→ Exercise objective
Wherever "content" appears in a line, copy that line.

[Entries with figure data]
<<<<
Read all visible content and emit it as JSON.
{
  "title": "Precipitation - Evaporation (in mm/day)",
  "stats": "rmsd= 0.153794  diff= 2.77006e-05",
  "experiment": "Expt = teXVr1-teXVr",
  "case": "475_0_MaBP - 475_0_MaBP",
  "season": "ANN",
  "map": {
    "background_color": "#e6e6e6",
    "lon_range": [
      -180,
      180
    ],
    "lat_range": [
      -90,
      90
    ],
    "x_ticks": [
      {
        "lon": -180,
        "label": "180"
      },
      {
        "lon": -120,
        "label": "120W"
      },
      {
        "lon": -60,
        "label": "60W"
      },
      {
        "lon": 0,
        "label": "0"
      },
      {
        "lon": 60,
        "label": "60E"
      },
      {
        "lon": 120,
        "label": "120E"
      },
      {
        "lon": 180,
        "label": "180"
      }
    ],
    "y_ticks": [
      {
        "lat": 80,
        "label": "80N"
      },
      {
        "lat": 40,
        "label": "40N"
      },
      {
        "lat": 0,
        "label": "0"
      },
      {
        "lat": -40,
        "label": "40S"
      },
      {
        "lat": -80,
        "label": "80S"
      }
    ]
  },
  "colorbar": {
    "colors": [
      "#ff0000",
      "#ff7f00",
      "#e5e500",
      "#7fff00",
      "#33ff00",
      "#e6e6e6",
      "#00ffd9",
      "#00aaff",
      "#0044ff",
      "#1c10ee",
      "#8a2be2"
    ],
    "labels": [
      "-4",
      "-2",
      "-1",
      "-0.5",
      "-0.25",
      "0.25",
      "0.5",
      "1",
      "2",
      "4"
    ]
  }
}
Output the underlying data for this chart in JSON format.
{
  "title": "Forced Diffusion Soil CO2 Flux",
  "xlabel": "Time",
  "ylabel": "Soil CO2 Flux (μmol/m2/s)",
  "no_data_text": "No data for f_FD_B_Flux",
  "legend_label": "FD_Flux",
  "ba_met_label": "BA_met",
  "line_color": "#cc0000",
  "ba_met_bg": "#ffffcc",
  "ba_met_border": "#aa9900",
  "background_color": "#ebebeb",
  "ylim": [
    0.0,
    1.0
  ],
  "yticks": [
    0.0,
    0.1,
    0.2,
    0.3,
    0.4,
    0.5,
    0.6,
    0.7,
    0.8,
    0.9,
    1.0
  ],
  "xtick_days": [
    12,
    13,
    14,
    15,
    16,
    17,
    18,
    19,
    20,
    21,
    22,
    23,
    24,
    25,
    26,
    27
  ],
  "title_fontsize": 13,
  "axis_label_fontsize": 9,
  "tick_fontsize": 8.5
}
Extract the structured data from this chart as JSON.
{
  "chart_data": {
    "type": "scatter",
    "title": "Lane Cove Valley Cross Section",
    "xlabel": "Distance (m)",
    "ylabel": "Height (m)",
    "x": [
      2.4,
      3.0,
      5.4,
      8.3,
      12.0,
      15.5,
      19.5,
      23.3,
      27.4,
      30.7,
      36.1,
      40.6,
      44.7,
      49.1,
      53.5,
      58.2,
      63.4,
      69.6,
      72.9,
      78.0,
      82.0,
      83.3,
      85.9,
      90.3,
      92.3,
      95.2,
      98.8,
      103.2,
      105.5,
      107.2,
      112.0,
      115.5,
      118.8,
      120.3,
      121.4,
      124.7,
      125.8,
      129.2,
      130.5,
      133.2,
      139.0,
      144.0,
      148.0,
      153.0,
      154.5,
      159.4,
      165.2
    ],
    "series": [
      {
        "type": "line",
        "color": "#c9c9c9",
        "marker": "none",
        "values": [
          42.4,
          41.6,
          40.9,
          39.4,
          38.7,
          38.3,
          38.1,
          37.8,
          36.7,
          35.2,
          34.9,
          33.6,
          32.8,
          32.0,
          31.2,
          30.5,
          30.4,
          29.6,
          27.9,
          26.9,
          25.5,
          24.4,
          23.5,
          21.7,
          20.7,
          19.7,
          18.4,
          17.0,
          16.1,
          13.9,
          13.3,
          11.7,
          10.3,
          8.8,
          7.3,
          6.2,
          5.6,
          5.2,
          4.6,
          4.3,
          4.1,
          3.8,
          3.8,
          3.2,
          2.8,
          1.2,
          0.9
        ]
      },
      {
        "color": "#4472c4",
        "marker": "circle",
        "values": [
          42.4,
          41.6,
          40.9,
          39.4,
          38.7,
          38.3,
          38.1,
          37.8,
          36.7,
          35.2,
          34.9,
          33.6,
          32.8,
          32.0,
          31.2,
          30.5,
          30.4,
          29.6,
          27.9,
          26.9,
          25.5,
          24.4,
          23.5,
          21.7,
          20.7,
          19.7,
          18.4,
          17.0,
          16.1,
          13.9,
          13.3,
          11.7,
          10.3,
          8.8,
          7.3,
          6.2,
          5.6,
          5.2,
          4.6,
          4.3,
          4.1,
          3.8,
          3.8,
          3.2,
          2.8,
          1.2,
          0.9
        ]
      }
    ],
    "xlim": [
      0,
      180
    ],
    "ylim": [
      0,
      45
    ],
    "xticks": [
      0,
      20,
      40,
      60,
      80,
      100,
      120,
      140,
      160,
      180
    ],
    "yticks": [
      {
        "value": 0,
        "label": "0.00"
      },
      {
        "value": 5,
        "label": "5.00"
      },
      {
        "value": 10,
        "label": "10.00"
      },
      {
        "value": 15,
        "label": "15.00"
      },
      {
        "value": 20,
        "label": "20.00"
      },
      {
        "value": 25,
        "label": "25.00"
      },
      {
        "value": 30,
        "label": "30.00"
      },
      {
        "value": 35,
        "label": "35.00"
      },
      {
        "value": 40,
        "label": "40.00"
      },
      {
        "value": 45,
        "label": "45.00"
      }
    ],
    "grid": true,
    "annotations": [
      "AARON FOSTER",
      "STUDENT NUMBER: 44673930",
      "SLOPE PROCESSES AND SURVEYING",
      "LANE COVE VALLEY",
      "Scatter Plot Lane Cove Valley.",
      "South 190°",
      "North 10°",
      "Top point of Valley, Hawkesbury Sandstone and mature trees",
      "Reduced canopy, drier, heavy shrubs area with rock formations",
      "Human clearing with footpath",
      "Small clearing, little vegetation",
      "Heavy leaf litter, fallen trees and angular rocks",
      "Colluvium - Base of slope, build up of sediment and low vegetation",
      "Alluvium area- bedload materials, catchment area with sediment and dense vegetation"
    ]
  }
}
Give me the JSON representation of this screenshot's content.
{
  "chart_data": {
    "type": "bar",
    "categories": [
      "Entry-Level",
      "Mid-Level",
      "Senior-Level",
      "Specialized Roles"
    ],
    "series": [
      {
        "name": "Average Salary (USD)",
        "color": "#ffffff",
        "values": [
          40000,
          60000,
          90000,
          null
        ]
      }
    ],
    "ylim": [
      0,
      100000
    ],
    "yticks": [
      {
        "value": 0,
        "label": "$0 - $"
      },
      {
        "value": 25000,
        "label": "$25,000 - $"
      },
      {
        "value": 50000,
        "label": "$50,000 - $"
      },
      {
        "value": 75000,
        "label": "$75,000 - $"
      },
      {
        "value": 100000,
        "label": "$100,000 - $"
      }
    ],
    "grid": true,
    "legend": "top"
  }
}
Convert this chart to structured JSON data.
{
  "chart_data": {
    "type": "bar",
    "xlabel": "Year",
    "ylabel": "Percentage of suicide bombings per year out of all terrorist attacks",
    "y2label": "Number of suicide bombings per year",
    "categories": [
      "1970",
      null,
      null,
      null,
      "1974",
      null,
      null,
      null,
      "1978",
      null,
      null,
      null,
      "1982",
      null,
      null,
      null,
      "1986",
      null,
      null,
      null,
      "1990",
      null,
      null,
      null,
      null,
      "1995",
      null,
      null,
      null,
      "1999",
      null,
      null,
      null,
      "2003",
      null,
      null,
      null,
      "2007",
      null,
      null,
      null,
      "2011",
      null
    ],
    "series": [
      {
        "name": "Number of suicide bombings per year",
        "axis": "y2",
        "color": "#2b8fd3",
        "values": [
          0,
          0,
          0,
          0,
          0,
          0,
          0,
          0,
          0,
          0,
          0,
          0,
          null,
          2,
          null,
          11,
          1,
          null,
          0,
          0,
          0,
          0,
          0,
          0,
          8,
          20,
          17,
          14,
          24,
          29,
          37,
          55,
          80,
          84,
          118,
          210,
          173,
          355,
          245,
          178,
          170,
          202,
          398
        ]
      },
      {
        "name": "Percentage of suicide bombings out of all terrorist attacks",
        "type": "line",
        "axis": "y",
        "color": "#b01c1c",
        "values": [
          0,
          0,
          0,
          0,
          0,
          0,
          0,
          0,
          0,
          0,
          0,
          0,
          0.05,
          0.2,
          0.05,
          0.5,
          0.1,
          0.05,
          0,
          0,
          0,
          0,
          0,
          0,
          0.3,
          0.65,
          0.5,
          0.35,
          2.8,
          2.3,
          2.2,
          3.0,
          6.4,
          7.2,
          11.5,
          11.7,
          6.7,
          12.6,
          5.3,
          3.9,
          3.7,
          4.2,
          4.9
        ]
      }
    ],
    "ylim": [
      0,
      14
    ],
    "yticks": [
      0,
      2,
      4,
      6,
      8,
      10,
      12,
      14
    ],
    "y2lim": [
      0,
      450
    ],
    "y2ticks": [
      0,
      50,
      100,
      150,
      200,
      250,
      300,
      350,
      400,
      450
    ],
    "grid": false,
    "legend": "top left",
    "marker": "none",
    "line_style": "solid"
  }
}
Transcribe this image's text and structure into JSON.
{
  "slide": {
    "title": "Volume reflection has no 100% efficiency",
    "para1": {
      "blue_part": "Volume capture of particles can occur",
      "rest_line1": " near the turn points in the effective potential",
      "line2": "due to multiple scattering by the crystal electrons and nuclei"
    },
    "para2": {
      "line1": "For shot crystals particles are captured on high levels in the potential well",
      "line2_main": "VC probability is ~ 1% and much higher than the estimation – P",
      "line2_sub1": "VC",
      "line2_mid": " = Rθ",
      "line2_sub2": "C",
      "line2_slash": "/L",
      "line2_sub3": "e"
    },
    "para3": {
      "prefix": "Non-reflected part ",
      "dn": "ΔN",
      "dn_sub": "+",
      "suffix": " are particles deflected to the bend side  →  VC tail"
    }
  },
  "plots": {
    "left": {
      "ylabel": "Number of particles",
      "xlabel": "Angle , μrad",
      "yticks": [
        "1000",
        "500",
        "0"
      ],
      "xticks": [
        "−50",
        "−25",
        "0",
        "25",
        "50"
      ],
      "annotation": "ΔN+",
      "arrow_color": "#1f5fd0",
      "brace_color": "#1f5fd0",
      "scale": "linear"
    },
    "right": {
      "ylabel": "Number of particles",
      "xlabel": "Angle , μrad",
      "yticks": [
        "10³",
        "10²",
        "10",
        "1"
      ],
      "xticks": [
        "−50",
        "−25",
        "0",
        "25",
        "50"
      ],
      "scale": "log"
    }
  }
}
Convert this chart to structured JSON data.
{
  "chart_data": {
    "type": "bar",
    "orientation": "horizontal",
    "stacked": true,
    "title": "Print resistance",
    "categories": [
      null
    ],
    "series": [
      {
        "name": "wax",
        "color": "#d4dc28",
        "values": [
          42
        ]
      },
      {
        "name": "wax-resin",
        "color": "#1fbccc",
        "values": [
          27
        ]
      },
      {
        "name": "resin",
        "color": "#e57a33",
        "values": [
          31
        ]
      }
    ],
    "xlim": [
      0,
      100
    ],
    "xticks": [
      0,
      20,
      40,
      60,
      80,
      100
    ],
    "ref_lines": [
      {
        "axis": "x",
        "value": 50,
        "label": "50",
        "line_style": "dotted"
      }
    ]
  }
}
>>>>
→ Answer
Read all visible content and emit it as JSON.
Give me the JSON representation of this screenshot's content.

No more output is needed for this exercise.